**Information shown**:
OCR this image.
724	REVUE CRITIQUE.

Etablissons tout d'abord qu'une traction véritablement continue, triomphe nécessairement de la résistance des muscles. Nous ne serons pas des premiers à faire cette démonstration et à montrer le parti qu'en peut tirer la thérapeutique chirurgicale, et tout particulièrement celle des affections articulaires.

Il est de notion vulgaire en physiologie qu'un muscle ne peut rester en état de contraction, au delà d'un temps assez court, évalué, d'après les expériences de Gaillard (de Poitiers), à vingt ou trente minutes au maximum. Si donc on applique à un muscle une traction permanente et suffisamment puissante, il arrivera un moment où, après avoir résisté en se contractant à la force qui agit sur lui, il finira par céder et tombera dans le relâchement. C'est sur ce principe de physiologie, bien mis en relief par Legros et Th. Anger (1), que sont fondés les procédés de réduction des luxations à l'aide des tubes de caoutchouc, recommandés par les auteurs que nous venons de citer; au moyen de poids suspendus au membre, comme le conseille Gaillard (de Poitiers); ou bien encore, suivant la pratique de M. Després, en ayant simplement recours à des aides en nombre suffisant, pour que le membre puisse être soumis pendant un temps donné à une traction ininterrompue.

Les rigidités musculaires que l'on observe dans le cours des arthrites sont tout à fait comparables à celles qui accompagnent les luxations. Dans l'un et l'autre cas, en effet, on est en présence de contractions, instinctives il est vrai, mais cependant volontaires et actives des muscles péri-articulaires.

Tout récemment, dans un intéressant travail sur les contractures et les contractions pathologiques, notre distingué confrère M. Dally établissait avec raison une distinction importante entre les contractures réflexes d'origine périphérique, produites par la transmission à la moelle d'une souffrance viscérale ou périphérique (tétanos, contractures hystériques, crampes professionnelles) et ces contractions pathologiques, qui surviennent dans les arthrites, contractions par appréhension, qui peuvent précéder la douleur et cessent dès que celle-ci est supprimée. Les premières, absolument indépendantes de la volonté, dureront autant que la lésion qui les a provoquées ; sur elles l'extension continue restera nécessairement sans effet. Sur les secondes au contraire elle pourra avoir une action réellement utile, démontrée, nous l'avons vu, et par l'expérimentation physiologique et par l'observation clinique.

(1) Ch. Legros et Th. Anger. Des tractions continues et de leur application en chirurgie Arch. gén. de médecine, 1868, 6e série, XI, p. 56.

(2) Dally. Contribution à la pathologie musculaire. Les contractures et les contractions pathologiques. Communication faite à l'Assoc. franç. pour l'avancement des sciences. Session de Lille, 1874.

**Short task**: Reproduce each entry word for word.

**Reply**:
OCR this image.
724	REVUE CRITIQUE.

Etablissons tout d'abord qu'une traction véritablement continue, triomphe nécessairement de la résistance des muscles. Nous ne serons pas des premiers à faire cette démonstration et à montrer le parti qu'en peut tirer la thérapeutique chirurgicale, et tout particulièrement celle des affections articulaires.

Il est de notion vulgaire en physiologie qu'un muscle ne peut rester en état de contraction, au delà d'un temps assez court, évalué, d'après les expériences de Gaillard (de Poitiers), à vingt ou trente minutes au maximum. Si donc on applique à un muscle une traction permanente et suffisamment puissante, il arrivera un moment où, après avoir résisté en se contractant à la force qui agit sur lui, il finira par céder et tombera dans le relâchement. C'est sur ce principe de physiologie, bien mis en relief par Legros et Th. Anger (1), que sont fondés les procédés de réduction des luxations à l'aide des tubes de caoutchouc, recommandés par les auteurs que nous venons de citer; au moyen de poids suspendus au membre, comme le conseille Gaillard (de Poitiers); ou bien encore, suivant la pratique de M. Després, en ayant simplement recours à des aides en nombre suffisant, pour que le membre puisse être soumis pendant un temps donné à une traction ininterrompue.

Les rigidités musculaires que l'on observe dans le cours des arthrites sont tout à fait comparables à celles qui accompagnent les luxations. Dans l'un et l'autre cas, en effet, on est en présence de contractions, instinctives il est vrai, mais cependant volontaires et actives des muscles péri-articulaires.

Tout récemment, dans un intéressant travail sur les contractures et les contractions pathologiques, notre distingué confrère M. Dally établissait avec raison une distinction importante entre les contractures réflexes d'origine périphérique, produites par la transmission à la moelle d'une souffrance viscérale ou périphérique (tétanos, contractures hystériques, crampes professionnelles) et ces contractions pathologiques, qui surviennent dans les arthrites, contractions par appréhension, qui peuvent précéder la douleur et cessent dès que celle-ci est supprimée. Les premières, absolument indépendantes de la volonté, dureront autant que la lésion qui les a provoquées ; sur elles l'extension continue restera nécessairement sans effet. Sur les secondes au contraire elle pourra avoir une action réellement utile, démontrée, nous l'avons vu, et par l'expérimentation physiologique et par l'observation clinique.

(1) Ch. Legros et Th. Anger. Des tractions continues et de leur application en chirurgie Arch. gén. de médecine, 1868, 6e série, XI, p. 56.

(2) Dally. Contribution à la pathologie musculaire. Les contractures et les contractions pathologiques. Communication faite à l'Assoc. franç. pour l'avancement des sciences. Session de Lille, 1874.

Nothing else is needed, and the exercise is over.